= Your goal =
Select the lines that hold the word "para" and copy each one.

= Available data =
......

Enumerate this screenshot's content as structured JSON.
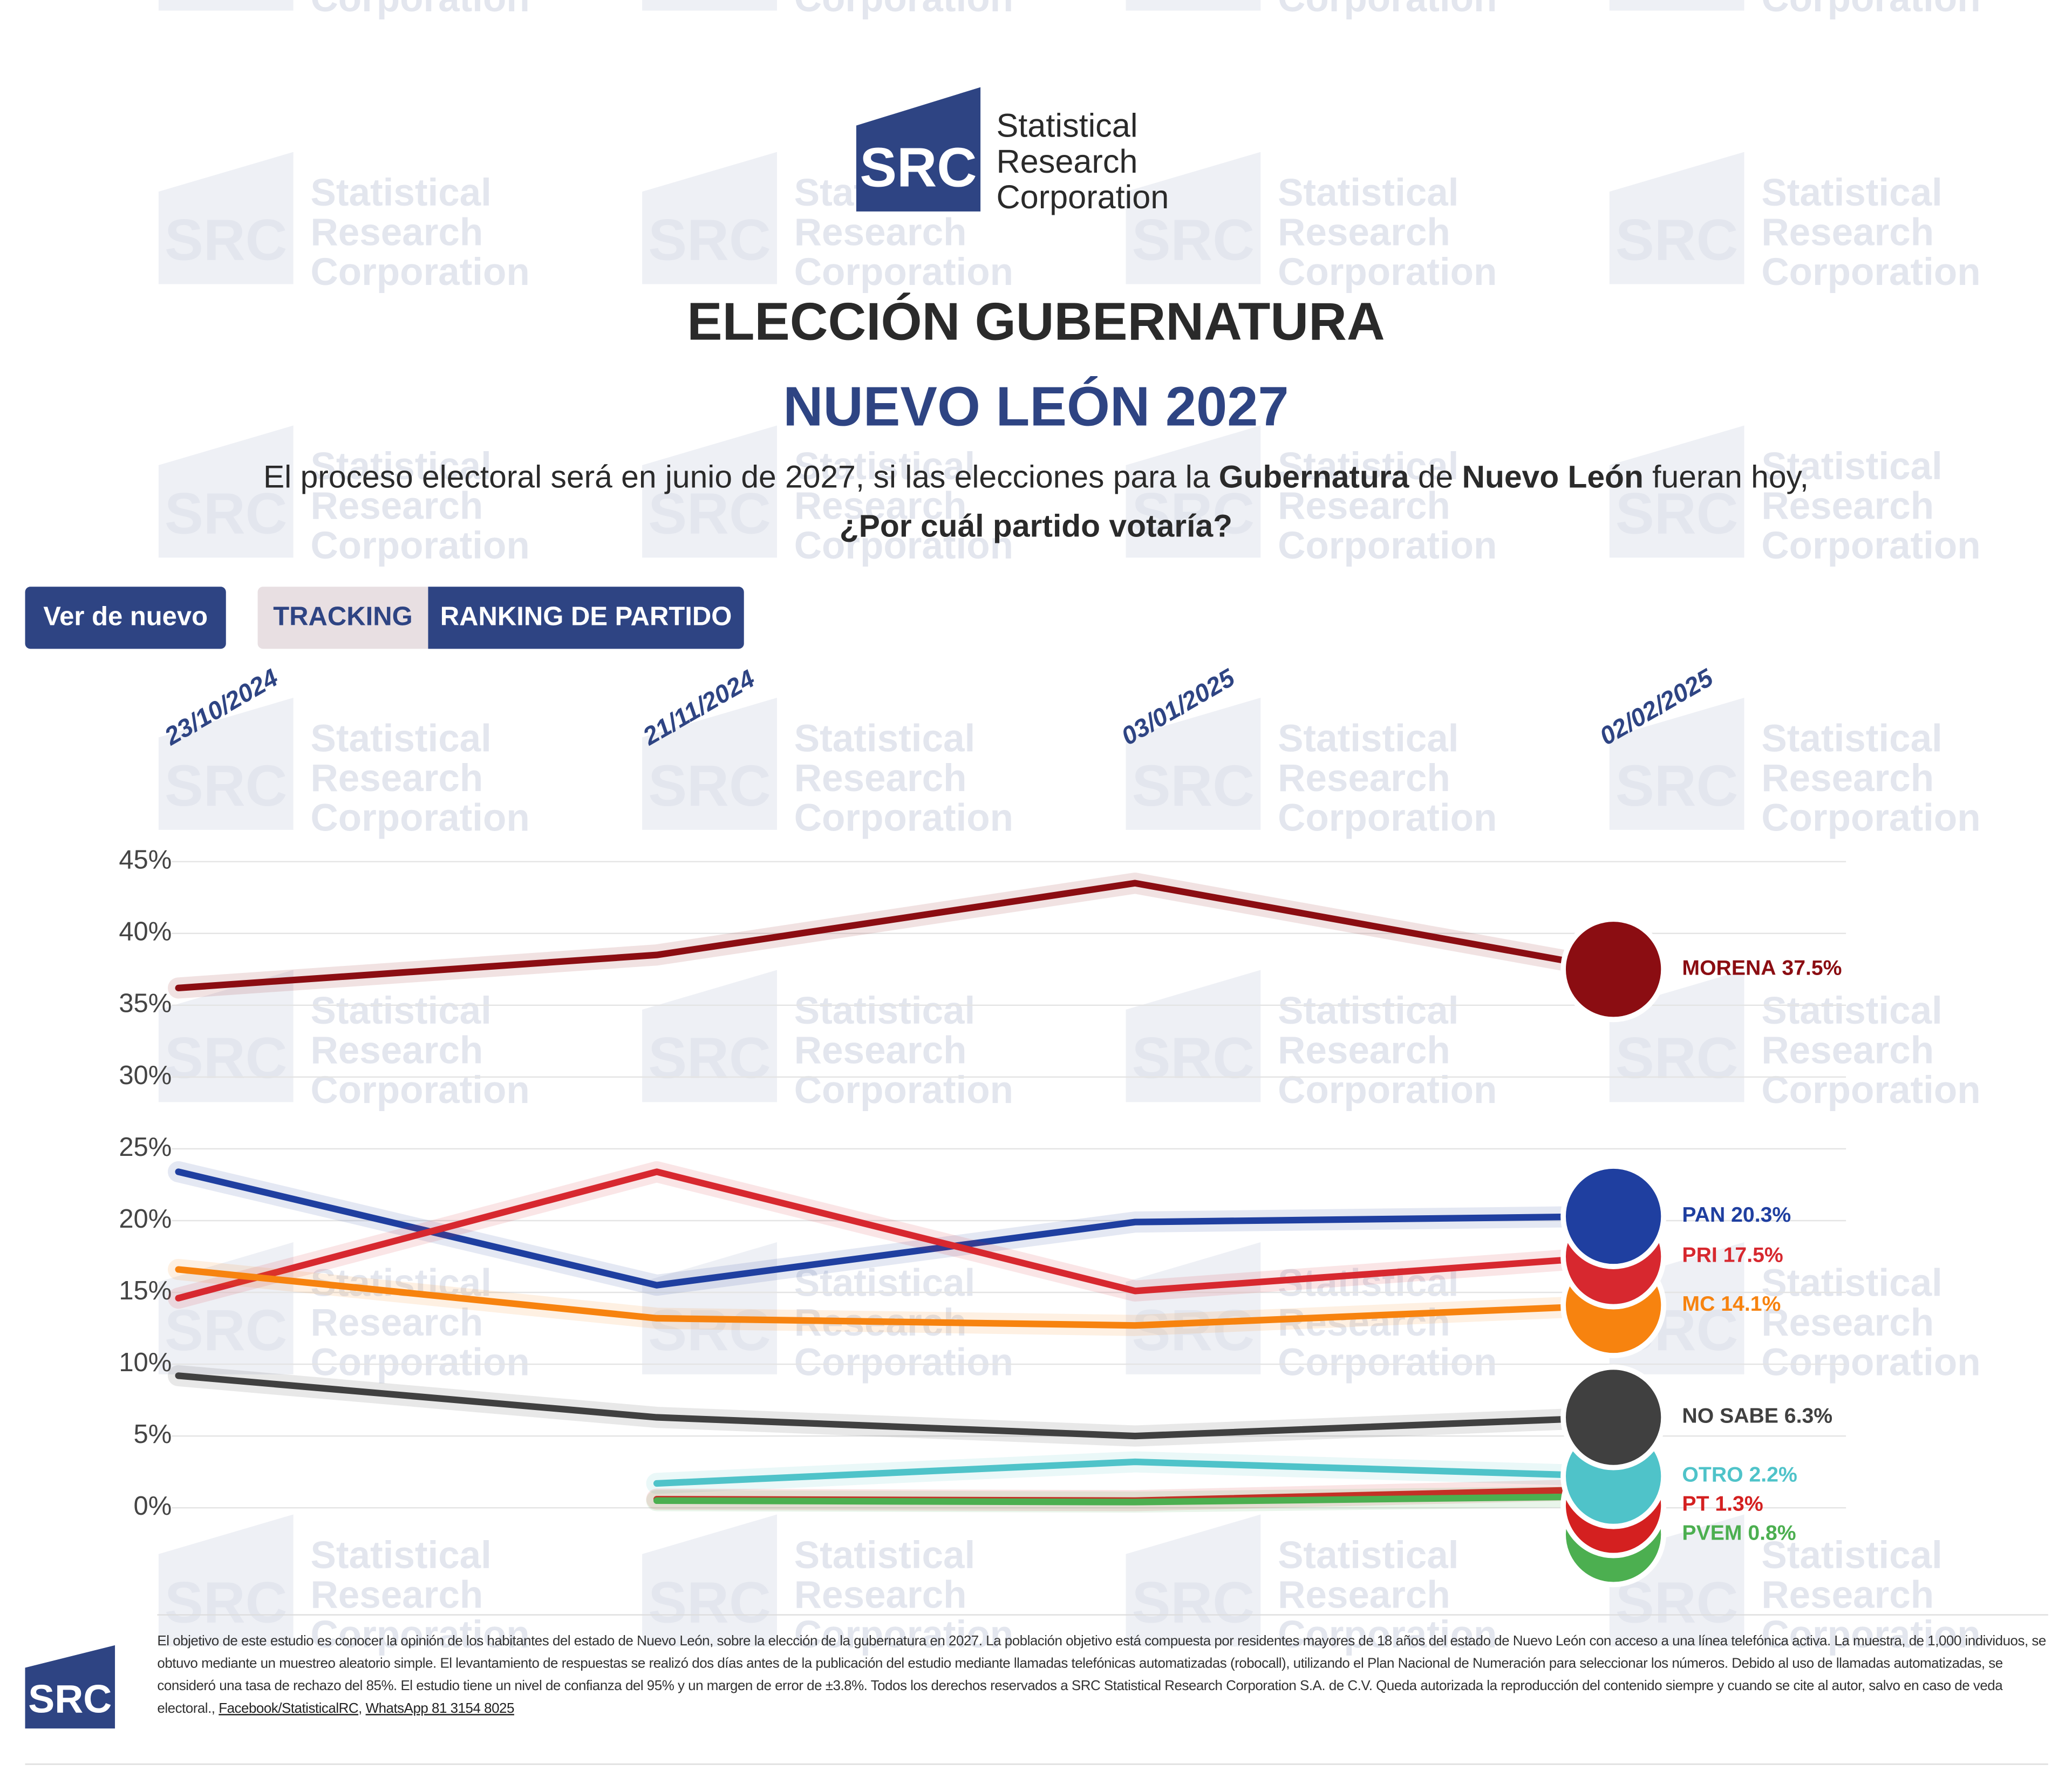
{
  "watermark": {
    "logo": "SRC",
    "lines": [
      "Statistical",
      "Research",
      "Corporation"
    ]
  },
  "header": {
    "logo": {
      "mark": "SRC",
      "lines": [
        "Statistical",
        "Research",
        "Corporation"
      ]
    },
    "title": "ELECCIÓN GUBERNATURA",
    "subtitle": "NUEVO LEÓN 2027",
    "question": {
      "parts": [
        "El proceso electoral será en junio de 2027, si las elecciones para la ",
        "Gubernatura",
        " de ",
        "Nuevo León",
        " fueran hoy,"
      ],
      "line2": "¿Por cuál partido votaría?"
    }
  },
  "buttons": [
    "Ver de nuevo",
    "TRACKING",
    "RANKING DE PARTIDO"
  ],
  "chart_data": {
    "type": "line",
    "x": [
      "23/10/2024",
      "21/11/2024",
      "03/01/2025",
      "02/02/2025"
    ],
    "ylim": [
      0,
      45
    ],
    "yticks": [
      {
        "value": 0,
        "label": "0%"
      },
      {
        "value": 5,
        "label": "5%"
      },
      {
        "value": 10,
        "label": "10%"
      },
      {
        "value": 15,
        "label": "15%"
      },
      {
        "value": 20,
        "label": "20%"
      },
      {
        "value": 25,
        "label": "25%"
      },
      {
        "value": 30,
        "label": "30%"
      },
      {
        "value": 35,
        "label": "35%"
      },
      {
        "value": 40,
        "label": "40%"
      },
      {
        "value": 45,
        "label": "45%"
      }
    ],
    "grid": true,
    "series": [
      {
        "name": "MORENA",
        "color": "#8b0d12",
        "values": [
          36.2,
          38.5,
          43.5,
          37.5
        ],
        "value_labels": [
          null,
          null,
          null,
          "37.5%"
        ]
      },
      {
        "name": "PAN",
        "color": "#1f3fa0",
        "values": [
          23.4,
          15.5,
          19.9,
          20.3
        ],
        "value_labels": [
          null,
          null,
          null,
          "20.3%"
        ]
      },
      {
        "name": "PRI",
        "color": "#d7282f",
        "values": [
          14.6,
          23.4,
          15.1,
          17.5
        ],
        "value_labels": [
          null,
          null,
          null,
          "17.5%"
        ]
      },
      {
        "name": "MC",
        "color": "#f7830f",
        "values": [
          16.6,
          13.2,
          12.7,
          14.1
        ],
        "value_labels": [
          null,
          null,
          null,
          "14.1%"
        ]
      },
      {
        "name": "NO SABE",
        "color": "#404040",
        "values": [
          9.2,
          6.3,
          5.0,
          6.3
        ],
        "value_labels": [
          null,
          null,
          null,
          "6.3%"
        ]
      },
      {
        "name": "OTRO",
        "color": "#4fc3c9",
        "values": [
          null,
          1.7,
          3.2,
          2.2
        ],
        "value_labels": [
          null,
          null,
          null,
          "2.2%"
        ]
      },
      {
        "name": "PT",
        "color": "#d42020",
        "values": [
          null,
          0.6,
          0.5,
          1.3
        ],
        "value_labels": [
          null,
          null,
          null,
          "1.3%"
        ]
      },
      {
        "name": "PVEM",
        "color": "#4caf50",
        "values": [
          null,
          0.5,
          0.4,
          0.8
        ],
        "value_labels": [
          null,
          null,
          null,
          "0.8%"
        ]
      }
    ]
  },
  "footer": {
    "logo": "SRC",
    "text": "El objetivo de este estudio es conocer la opinión de los habitantes del estado de Nuevo León, sobre la elección de la gubernatura en 2027. La población objetivo está compuesta por residentes mayores de 18 años del estado de Nuevo León con acceso a una línea telefónica activa. La muestra, de 1,000 individuos, se obtuvo mediante un muestreo aleatorio simple. El levantamiento de respuestas se realizó dos días antes de la publicación del estudio mediante llamadas telefónicas automatizadas (robocall), utilizando el Plan Nacional de Numeración para seleccionar los números. Debido al uso de llamadas automatizadas, se consideró una tasa de rechazo del 85%. El estudio tiene un nivel de confianza del 95% y un margen de error de ±3.8%. Todos los derechos reservados a SRC Statistical Research Corporation S.A. de C.V. Queda autorizada la reproducción del contenido siempre y cuando se cite al autor, salvo en caso de veda electoral.,",
    "links": [
      "Facebook/StatisticalRC",
      "WhatsApp 81 3154 8025"
    ]
  }
}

......

= Output below =
        "El proceso electoral será en junio de 2027, si las elecciones para la ",
    "text": "El objetivo de este estudio es conocer la opinión de los habitantes del estado de Nuevo León, sobre la elección de la gubernatura en 2027. La población objetivo está compuesta por residentes mayores de 18 años del estado de Nuevo León con acceso a una línea telefónica activa. La muestra, de 1,000 individuos, se obtuvo mediante un muestreo aleatorio simple. El levantamiento de respuestas se realizó dos días antes de la publicación del estudio mediante llamadas telefónicas automatizadas (robocall), utilizando el Plan Nacional de Numeración para seleccionar los números. Debido al uso de llamadas automatizadas, se consideró una tasa de rechazo del 85%. El estudio tiene un nivel de confianza del 95% y un margen de error de ±3.8%. Todos los derechos reservados a SRC Statistical Research Corporation S.A. de C.V. Queda autorizada la reproducción del contenido siempre y cuando se cite al autor, salvo en caso de veda electoral.,",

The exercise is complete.